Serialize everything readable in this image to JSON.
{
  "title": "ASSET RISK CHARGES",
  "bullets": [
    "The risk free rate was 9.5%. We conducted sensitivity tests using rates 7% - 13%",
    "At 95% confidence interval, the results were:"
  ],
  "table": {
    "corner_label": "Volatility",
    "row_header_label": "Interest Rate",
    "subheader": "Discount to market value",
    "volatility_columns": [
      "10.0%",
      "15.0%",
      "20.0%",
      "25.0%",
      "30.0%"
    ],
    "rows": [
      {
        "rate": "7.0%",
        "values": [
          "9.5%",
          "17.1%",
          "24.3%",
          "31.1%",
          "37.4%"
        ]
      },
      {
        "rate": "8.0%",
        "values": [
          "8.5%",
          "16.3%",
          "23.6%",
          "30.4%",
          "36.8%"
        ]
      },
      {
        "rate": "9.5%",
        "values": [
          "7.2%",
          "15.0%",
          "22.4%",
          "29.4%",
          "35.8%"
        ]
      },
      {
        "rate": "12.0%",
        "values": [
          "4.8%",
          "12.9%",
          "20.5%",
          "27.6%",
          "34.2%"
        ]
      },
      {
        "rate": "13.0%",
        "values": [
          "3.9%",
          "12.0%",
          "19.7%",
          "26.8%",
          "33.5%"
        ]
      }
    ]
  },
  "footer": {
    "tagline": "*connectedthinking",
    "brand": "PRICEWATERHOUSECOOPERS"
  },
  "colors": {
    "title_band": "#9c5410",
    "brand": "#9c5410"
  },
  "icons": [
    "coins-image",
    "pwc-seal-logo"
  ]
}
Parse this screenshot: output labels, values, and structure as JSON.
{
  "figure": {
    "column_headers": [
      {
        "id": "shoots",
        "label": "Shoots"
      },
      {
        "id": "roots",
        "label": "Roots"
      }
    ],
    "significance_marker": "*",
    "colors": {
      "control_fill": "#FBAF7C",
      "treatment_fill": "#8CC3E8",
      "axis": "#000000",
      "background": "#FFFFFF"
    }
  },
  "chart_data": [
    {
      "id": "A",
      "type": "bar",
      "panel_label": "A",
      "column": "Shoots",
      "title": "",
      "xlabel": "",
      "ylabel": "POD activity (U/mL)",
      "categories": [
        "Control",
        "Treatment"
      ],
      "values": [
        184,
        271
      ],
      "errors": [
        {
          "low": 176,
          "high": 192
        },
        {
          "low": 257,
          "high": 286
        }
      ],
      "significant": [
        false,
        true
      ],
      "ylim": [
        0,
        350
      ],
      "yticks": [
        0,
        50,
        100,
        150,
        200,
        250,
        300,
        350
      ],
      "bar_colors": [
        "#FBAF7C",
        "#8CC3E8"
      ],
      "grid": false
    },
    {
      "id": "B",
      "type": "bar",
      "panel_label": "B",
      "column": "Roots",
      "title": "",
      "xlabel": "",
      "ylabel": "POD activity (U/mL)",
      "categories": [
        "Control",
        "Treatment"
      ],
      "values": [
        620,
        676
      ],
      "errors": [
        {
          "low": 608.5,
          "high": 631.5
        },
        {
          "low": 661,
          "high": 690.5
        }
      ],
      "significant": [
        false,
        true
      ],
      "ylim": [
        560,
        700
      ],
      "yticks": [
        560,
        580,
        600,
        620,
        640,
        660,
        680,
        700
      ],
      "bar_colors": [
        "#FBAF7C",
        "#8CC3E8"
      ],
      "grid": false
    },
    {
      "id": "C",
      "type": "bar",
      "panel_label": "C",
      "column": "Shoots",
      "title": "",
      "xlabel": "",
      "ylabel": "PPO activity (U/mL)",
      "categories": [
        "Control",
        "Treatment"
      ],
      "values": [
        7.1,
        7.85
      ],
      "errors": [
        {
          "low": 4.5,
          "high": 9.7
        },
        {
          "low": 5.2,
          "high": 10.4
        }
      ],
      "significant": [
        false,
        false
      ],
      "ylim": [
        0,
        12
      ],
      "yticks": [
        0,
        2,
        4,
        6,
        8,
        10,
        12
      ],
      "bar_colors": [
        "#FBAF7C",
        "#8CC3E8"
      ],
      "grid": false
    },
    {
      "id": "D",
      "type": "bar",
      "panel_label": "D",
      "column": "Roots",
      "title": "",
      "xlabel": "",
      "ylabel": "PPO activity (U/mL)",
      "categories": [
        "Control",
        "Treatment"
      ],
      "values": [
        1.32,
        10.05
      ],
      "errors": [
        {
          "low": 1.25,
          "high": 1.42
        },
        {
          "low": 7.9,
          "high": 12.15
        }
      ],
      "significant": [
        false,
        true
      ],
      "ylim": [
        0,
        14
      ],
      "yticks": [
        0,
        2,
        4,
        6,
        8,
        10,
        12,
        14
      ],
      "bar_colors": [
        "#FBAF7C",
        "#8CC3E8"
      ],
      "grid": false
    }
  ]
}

────────────────────

■ What the task asks ■
Restate all of the entries above precisely.

■ Finished task ■
Serialize everything readable in this image to JSON.
{
  "title": "ASSET RISK CHARGES",
  "bullets": [
    "The risk free rate was 9.5%. We conducted sensitivity tests using rates 7% - 13%",
    "At 95% confidence interval, the results were:"
  ],
  "table": {
    "corner_label": "Volatility",
    "row_header_label": "Interest Rate",
    "subheader": "Discount to market value",
    "volatility_columns": [
      "10.0%",
      "15.0%",
      "20.0%",
      "25.0%",
      "30.0%"
    ],
    "rows": [
      {
        "rate": "7.0%",
        "values": [
          "9.5%",
          "17.1%",
          "24.3%",
          "31.1%",
          "37.4%"
        ]
      },
      {
        "rate": "8.0%",
        "values": [
          "8.5%",
          "16.3%",
          "23.6%",
          "30.4%",
          "36.8%"
        ]
      },
      {
        "rate": "9.5%",
        "values": [
          "7.2%",
          "15.0%",
          "22.4%",
          "29.4%",
          "35.8%"
        ]
      },
      {
        "rate": "12.0%",
        "values": [
          "4.8%",
          "12.9%",
          "20.5%",
          "27.6%",
          "34.2%"
        ]
      },
      {
        "rate": "13.0%",
        "values": [
          "3.9%",
          "12.0%",
          "19.7%",
          "26.8%",
          "33.5%"
        ]
      }
    ]
  },
  "footer": {
    "tagline": "*connectedthinking",
    "brand": "PRICEWATERHOUSECOOPERS"
  },
  "colors": {
    "title_band": "#9c5410",
    "brand": "#9c5410"
  },
  "icons": [
    "coins-image",
    "pwc-seal-logo"
  ]
}
Parse this screenshot: output labels, values, and structure as JSON.
{
  "figure": {
    "column_headers": [
      {
        "id": "shoots",
        "label": "Shoots"
      },
      {
        "id": "roots",
        "label": "Roots"
      }
    ],
    "significance_marker": "*",
    "colors": {
      "control_fill": "#FBAF7C",
      "treatment_fill": "#8CC3E8",
      "axis": "#000000",
      "background": "#FFFFFF"
    }
  },
  "chart_data": [
    {
      "id": "A",
      "type": "bar",
      "panel_label": "A",
      "column": "Shoots",
      "title": "",
      "xlabel": "",
      "ylabel": "POD activity (U/mL)",
      "categories": [
        "Control",
        "Treatment"
      ],
      "values": [
        184,
        271
      ],
      "errors": [
        {
          "low": 176,
          "high": 192
        },
        {
          "low": 257,
          "high": 286
        }
      ],
      "significant": [
        false,
        true
      ],
      "ylim": [
        0,
        350
      ],
      "yticks": [
        0,
        50,
        100,
        150,
        200,
        250,
        300,
        350
      ],
      "bar_colors": [
        "#FBAF7C",
        "#8CC3E8"
      ],
      "grid": false
    },
    {
      "id": "B",
      "type": "bar",
      "panel_label": "B",
      "column": "Roots",
      "title": "",
      "xlabel": "",
      "ylabel": "POD activity (U/mL)",
      "categories": [
        "Control",
        "Treatment"
      ],
      "values": [
        620,
        676
      ],
      "errors": [
        {
          "low": 608.5,
          "high": 631.5
        },
        {
          "low": 661,
          "high": 690.5
        }
      ],
      "significant": [
        false,
        true
      ],
      "ylim": [
        560,
        700
      ],
      "yticks": [
        560,
        580,
        600,
        620,
        640,
        660,
        680,
        700
      ],
      "bar_colors": [
        "#FBAF7C",
        "#8CC3E8"
      ],
      "grid": false
    },
    {
      "id": "C",
      "type": "bar",
      "panel_label": "C",
      "column": "Shoots",
      "title": "",
      "xlabel": "",
      "ylabel": "PPO activity (U/mL)",
      "categories": [
        "Control",
        "Treatment"
      ],
      "values": [
        7.1,
        7.85
      ],
      "errors": [
        {
          "low": 4.5,
          "high": 9.7
        },
        {
          "low": 5.2,
          "high": 10.4
        }
      ],
      "significant": [
        false,
        false
      ],
      "ylim": [
        0,
        12
      ],
      "yticks": [
        0,
        2,
        4,
        6,
        8,
        10,
        12
      ],
      "bar_colors": [
        "#FBAF7C",
        "#8CC3E8"
      ],
      "grid": false
    },
    {
      "id": "D",
      "type": "bar",
      "panel_label": "D",
      "column": "Roots",
      "title": "",
      "xlabel": "",
      "ylabel": "PPO activity (U/mL)",
      "categories": [
        "Control",
        "Treatment"
      ],
      "values": [
        1.32,
        10.05
      ],
      "errors": [
        {
          "low": 1.25,
          "high": 1.42
        },
        {
          "low": 7.9,
          "high": 12.15
        }
      ],
      "significant": [
        false,
        true
      ],
      "ylim": [
        0,
        14
      ],
      "yticks": [
        0,
        2,
        4,
        6,
        8,
        10,
        12,
        14
      ],
      "bar_colors": [
        "#FBAF7C",
        "#8CC3E8"
      ],
      "grid": false
    }
  ]
}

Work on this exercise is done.